:: Set problem ::
Below are some records; give them all again exactly, but not the pictures.
** begin **
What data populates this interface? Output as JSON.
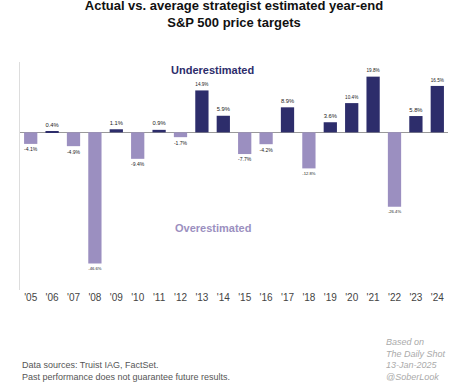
{
  "chart_data": {
    "type": "bar",
    "title": "Actual vs. average strategist estimated year-end",
    "subtitle": "S&P 500 price targets",
    "categories": [
      "'05",
      "'06",
      "'07",
      "'08",
      "'09",
      "'10",
      "'11",
      "'12",
      "'13",
      "'14",
      "'15",
      "'16",
      "'17",
      "'18",
      "'19",
      "'20",
      "'21",
      "'22",
      "'23",
      "'24"
    ],
    "values": [
      -4.1,
      0.4,
      -4.9,
      -46.6,
      1.1,
      -9.4,
      0.9,
      -1.7,
      14.9,
      5.9,
      -7.7,
      -4.2,
      8.9,
      -12.8,
      3.6,
      10.4,
      19.8,
      -26.4,
      5.8,
      16.5
    ],
    "value_labels": [
      "-4.1%",
      "0.4%",
      "-4.9%",
      "-46.6%",
      "1.1%",
      "-9.4%",
      "0.9%",
      "-1.7%",
      "14.9%",
      "5.9%",
      "-7.7%",
      "-4.2%",
      "8.9%",
      "-12.8%",
      "3.6%",
      "10.4%",
      "19.8%",
      "-26.4%",
      "5.8%",
      "16.5%"
    ],
    "colors": [
      "#9b8fc0",
      "#2d2d6b",
      "#9b8fc0",
      "#9b8fc0",
      "#2d2d6b",
      "#9b8fc0",
      "#2d2d6b",
      "#9b8fc0",
      "#2d2d6b",
      "#2d2d6b",
      "#9b8fc0",
      "#9b8fc0",
      "#2d2d6b",
      "#9b8fc0",
      "#2d2d6b",
      "#2d2d6b",
      "#2d2d6b",
      "#9b8fc0",
      "#2d2d6b",
      "#2d2d6b"
    ],
    "ylim": [
      -56,
      25
    ],
    "grid": false,
    "data_labels": true,
    "tick_labels": "x",
    "annotations": [
      {
        "text": "Underestimated",
        "color": "#2d2d6b"
      },
      {
        "text": "Overestimated",
        "color": "#9b8fc0"
      },
      {
        "text": "Based on"
      },
      {
        "text": "The Daily Shot"
      },
      {
        "text": "13-Jan-2025"
      },
      {
        "text": "@SoberLook"
      },
      {
        "text": "Data sources: Truist IAG, FactSet."
      },
      {
        "text": "Past performance does not guarantee future results."
      }
    ]
  }
}
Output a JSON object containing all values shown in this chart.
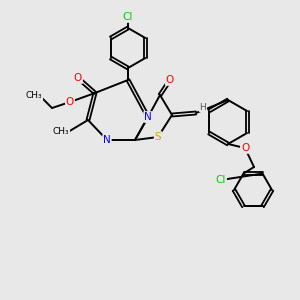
{
  "bg_color": "#e8e8e8",
  "atom_colors": {
    "C": "#000000",
    "N": "#0000ff",
    "O": "#ff0000",
    "S": "#ccaa00",
    "Cl": "#00cc00",
    "H": "#555555"
  },
  "figsize": [
    3.0,
    3.0
  ],
  "dpi": 100
}
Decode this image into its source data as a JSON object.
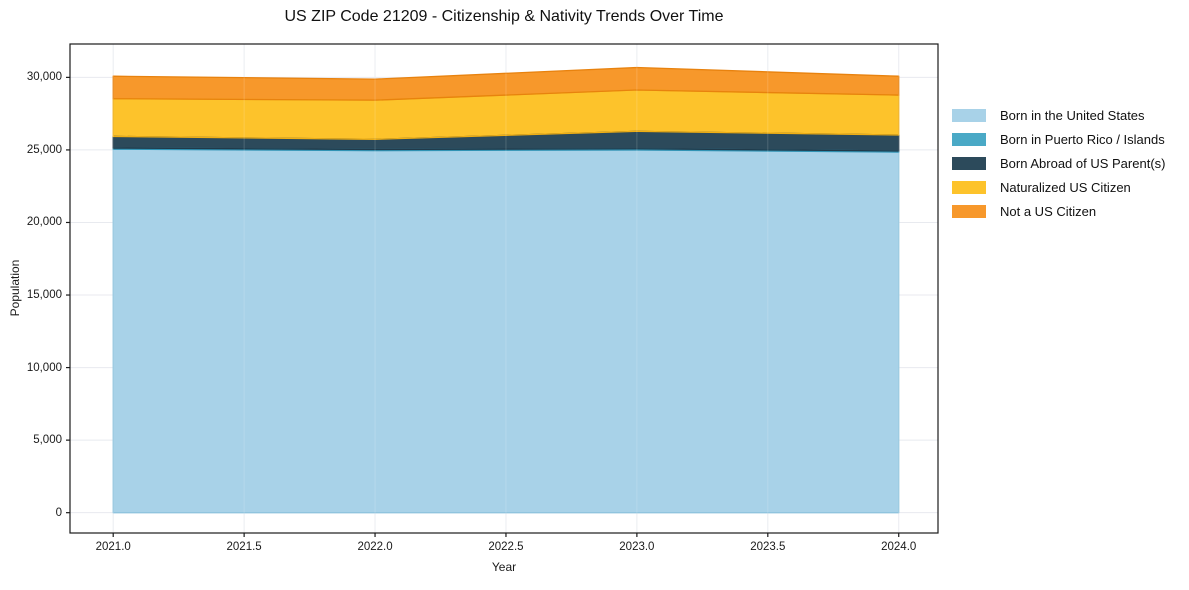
{
  "chart_data": {
    "type": "area",
    "stacked": true,
    "title": "US ZIP Code 21209 - Citizenship & Nativity Trends Over Time",
    "xlabel": "Year",
    "ylabel": "Population",
    "x": [
      2021,
      2022,
      2023,
      2024
    ],
    "series": [
      {
        "name": "Born in the United States",
        "color": "#a8d2e8",
        "edge_color": "#90c4de",
        "values": [
          25050,
          24950,
          25000,
          24850
        ]
      },
      {
        "name": "Born in Puerto Rico / Islands",
        "color": "#4aa9c6",
        "edge_color": "#3093b4",
        "values": [
          80,
          80,
          80,
          80
        ]
      },
      {
        "name": "Born Abroad of US Parent(s)",
        "color": "#2c4a5b",
        "edge_color": "#203a4a",
        "values": [
          800,
          700,
          1200,
          1100
        ]
      },
      {
        "name": "Naturalized US Citizen",
        "color": "#fdc32b",
        "edge_color": "#efae14",
        "values": [
          2600,
          2700,
          2850,
          2750
        ]
      },
      {
        "name": "Not a US Citizen",
        "color": "#f7982b",
        "edge_color": "#e8820e",
        "values": [
          1550,
          1450,
          1550,
          1300
        ]
      }
    ],
    "xticks": [
      {
        "value": 2021.0,
        "label": "2021.0"
      },
      {
        "value": 2021.5,
        "label": "2021.5"
      },
      {
        "value": 2022.0,
        "label": "2022.0"
      },
      {
        "value": 2022.5,
        "label": "2022.5"
      },
      {
        "value": 2023.0,
        "label": "2023.0"
      },
      {
        "value": 2023.5,
        "label": "2023.5"
      },
      {
        "value": 2024.0,
        "label": "2024.0"
      }
    ],
    "yticks": [
      {
        "value": 0,
        "label": "0"
      },
      {
        "value": 5000,
        "label": "5,000"
      },
      {
        "value": 10000,
        "label": "10,000"
      },
      {
        "value": 15000,
        "label": "15,000"
      },
      {
        "value": 20000,
        "label": "20,000"
      },
      {
        "value": 25000,
        "label": "25,000"
      },
      {
        "value": 30000,
        "label": "30,000"
      }
    ],
    "xlim": [
      2020.835,
      2024.15
    ],
    "ylim": [
      -1400,
      32300
    ],
    "grid": true,
    "legend_position": "right outside",
    "style": {
      "background": "#ffffff",
      "axis_color": "#1a1a1a",
      "grid_color": "#e8eaef",
      "text_color": "#1a1a1a"
    }
  }
}
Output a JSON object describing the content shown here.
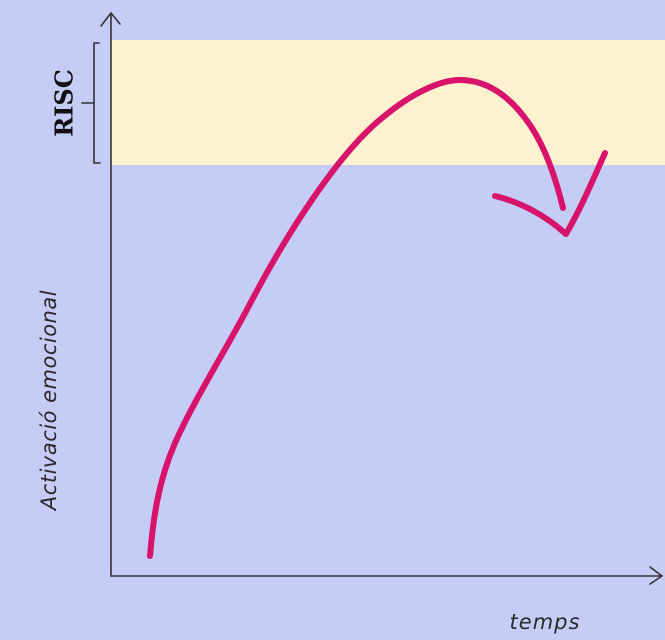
** end **
:: Task solution ::
What data populates this interface? Output as JSON.
{
  "chart_data": {
    "type": "bar",
    "title": "Actual vs. average strategist estimated year-end",
    "subtitle": "S&P 500 price targets",
    "categories": [
      "'05",
      "'06",
      "'07",
      "'08",
      "'09",
      "'10",
      "'11",
      "'12",
      "'13",
      "'14",
      "'15",
      "'16",
      "'17",
      "'18",
      "'19",
      "'20",
      "'21",
      "'22",
      "'23",
      "'24"
    ],
    "values": [
      -4.1,
      0.4,
      -4.9,
      -46.6,
      1.1,
      -9.4,
      0.9,
      -1.7,
      14.9,
      5.9,
      -7.7,
      -4.2,
      8.9,
      -12.8,
      3.6,
      10.4,
      19.8,
      -26.4,
      5.8,
      16.5
    ],
    "value_labels": [
      "-4.1%",
      "0.4%",
      "-4.9%",
      "-46.6%",
      "1.1%",
      "-9.4%",
      "0.9%",
      "-1.7%",
      "14.9%",
      "5.9%",
      "-7.7%",
      "-4.2%",
      "8.9%",
      "-12.8%",
      "3.6%",
      "10.4%",
      "19.8%",
      "-26.4%",
      "5.8%",
      "16.5%"
    ],
    "colors": [
      "#9b8fc0",
      "#2d2d6b",
      "#9b8fc0",
      "#9b8fc0",
      "#2d2d6b",
      "#9b8fc0",
      "#2d2d6b",
      "#9b8fc0",
      "#2d2d6b",
      "#2d2d6b",
      "#9b8fc0",
      "#9b8fc0",
      "#2d2d6b",
      "#9b8fc0",
      "#2d2d6b",
      "#2d2d6b",
      "#2d2d6b",
      "#9b8fc0",
      "#2d2d6b",
      "#2d2d6b"
    ],
    "ylim": [
      -56,
      25
    ],
    "grid": false,
    "data_labels": true,
    "tick_labels": "x",
    "annotations": [
      {
        "text": "Underestimated",
        "color": "#2d2d6b"
      },
      {
        "text": "Overestimated",
        "color": "#9b8fc0"
      },
      {
        "text": "Based on"
      },
      {
        "text": "The Daily Shot"
      },
      {
        "text": "13-Jan-2025"
      },
      {
        "text": "@SoberLook"
      },
      {
        "text": "Data sources: Truist IAG, FactSet."
      },
      {
        "text": "Past performance does not guarantee future results."
      }
    ]
  }
}
Output a JSON object containing all values shown in this chart.
{
  "bg_color": "#e8e8e8",
  "atom_colors": {
    "C": "#000000",
    "N": "#0000ff",
    "O": "#ff0000",
    "S": "#ccaa00",
    "Cl": "#00cc00",
    "H": "#555555"
  },
  "figsize": [
    3.0,
    3.0
  ],
  "dpi": 100
}
Decode this image into its source data as a JSON object.
{
  "chart_data": {
    "type": "area",
    "stacked": true,
    "title": "US ZIP Code 21209 - Citizenship & Nativity Trends Over Time",
    "xlabel": "Year",
    "ylabel": "Population",
    "x": [
      2021,
      2022,
      2023,
      2024
    ],
    "series": [
      {
        "name": "Born in the United States",
        "color": "#a8d2e8",
        "edge_color": "#90c4de",
        "values": [
          25050,
          24950,
          25000,
          24850
        ]
      },
      {
        "name": "Born in Puerto Rico / Islands",
        "color": "#4aa9c6",
        "edge_color": "#3093b4",
        "values": [
          80,
          80,
          80,
          80
        ]
      },
      {
        "name": "Born Abroad of US Parent(s)",
        "color": "#2c4a5b",
        "edge_color": "#203a4a",
        "values": [
          800,
          700,
          1200,
          1100
        ]
      },
      {
        "name": "Naturalized US Citizen",
        "color": "#fdc32b",
        "edge_color": "#efae14",
        "values": [
          2600,
          2700,
          2850,
          2750
        ]
      },
      {
        "name": "Not a US Citizen",
        "color": "#f7982b",
        "edge_color": "#e8820e",
        "values": [
          1550,
          1450,
          1550,
          1300
        ]
      }
    ],
    "xticks": [
      {
        "value": 2021.0,
        "label": "2021.0"
      },
      {
        "value": 2021.5,
        "label": "2021.5"
      },
      {
        "value": 2022.0,
        "label": "2022.0"
      },
      {
        "value": 2022.5,
        "label": "2022.5"
      },
      {
        "value": 2023.0,
        "label": "2023.0"
      },
      {
        "value": 2023.5,
        "label": "2023.5"
      },
      {
        "value": 2024.0,
        "label": "2024.0"
      }
    ],
    "yticks": [
      {
        "value": 0,
        "label": "0"
      },
      {
        "value": 5000,
        "label": "5,000"
      },
      {
        "value": 10000,
        "label": "10,000"
      },
      {
        "value": 15000,
        "label": "15,000"
      },
      {
        "value": 20000,
        "label": "20,000"
      },
      {
        "value": 25000,
        "label": "25,000"
      },
      {
        "value": 30000,
        "label": "30,000"
      }
    ],
    "xlim": [
      2020.835,
      2024.15
    ],
    "ylim": [
      -1400,
      32300
    ],
    "grid": true,
    "legend_position": "right outside",
    "style": {
      "background": "#ffffff",
      "axis_color": "#1a1a1a",
      "grid_color": "#e8eaef",
      "text_color": "#1a1a1a"
    }
  }
}
Output a JSON object describing the content shown here.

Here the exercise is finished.